**Listed records**.
────

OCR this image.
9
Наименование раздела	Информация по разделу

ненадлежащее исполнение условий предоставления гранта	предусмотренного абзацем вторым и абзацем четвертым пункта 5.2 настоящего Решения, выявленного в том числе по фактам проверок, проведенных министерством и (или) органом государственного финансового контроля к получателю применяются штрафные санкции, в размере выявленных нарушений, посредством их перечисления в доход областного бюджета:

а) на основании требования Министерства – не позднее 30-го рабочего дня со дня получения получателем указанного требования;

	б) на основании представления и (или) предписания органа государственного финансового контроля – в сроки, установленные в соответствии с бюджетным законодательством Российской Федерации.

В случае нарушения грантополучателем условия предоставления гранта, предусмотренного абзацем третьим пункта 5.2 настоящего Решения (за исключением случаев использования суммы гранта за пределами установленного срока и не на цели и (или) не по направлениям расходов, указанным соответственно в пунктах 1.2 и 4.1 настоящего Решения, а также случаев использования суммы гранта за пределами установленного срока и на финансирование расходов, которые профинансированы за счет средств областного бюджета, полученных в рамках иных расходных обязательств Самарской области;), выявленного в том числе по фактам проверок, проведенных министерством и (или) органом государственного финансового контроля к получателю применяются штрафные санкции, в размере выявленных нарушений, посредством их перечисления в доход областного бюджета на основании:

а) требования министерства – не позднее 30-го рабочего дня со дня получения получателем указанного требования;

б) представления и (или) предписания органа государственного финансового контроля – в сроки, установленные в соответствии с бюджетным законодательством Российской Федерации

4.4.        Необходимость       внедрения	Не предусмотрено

────

**What you have to do**. Copy every line exactly. Leave nothing out.

**Response**.
OCR this image.
9
Наименование раздела	Информация по разделу

ненадлежащее исполнение условий предоставления гранта	предусмотренного абзацем вторым и абзацем четвертым пункта 5.2 настоящего Решения, выявленного в том числе по фактам проверок, проведенных министерством и (или) органом государственного финансового контроля к получателю применяются штрафные санкции, в размере выявленных нарушений, посредством их перечисления в доход областного бюджета:

а) на основании требования Министерства – не позднее 30-го рабочего дня со дня получения получателем указанного требования;

	б) на основании представления и (или) предписания органа государственного финансового контроля – в сроки, установленные в соответствии с бюджетным законодательством Российской Федерации.

В случае нарушения грантополучателем условия предоставления гранта, предусмотренного абзацем третьим пункта 5.2 настоящего Решения (за исключением случаев использования суммы гранта за пределами установленного срока и не на цели и (или) не по направлениям расходов, указанным соответственно в пунктах 1.2 и 4.1 настоящего Решения, а также случаев использования суммы гранта за пределами установленного срока и на финансирование расходов, которые профинансированы за счет средств областного бюджета, полученных в рамках иных расходных обязательств Самарской области;), выявленного в том числе по фактам проверок, проведенных министерством и (или) органом государственного финансового контроля к получателю применяются штрафные санкции, в размере выявленных нарушений, посредством их перечисления в доход областного бюджета на основании:

а) требования министерства – не позднее 30-го рабочего дня со дня получения получателем указанного требования;

б) представления и (или) предписания органа государственного финансового контроля – в сроки, установленные в соответствии с бюджетным законодательством Российской Федерации

4.4.        Необходимость       внедрения	Не предусмотрено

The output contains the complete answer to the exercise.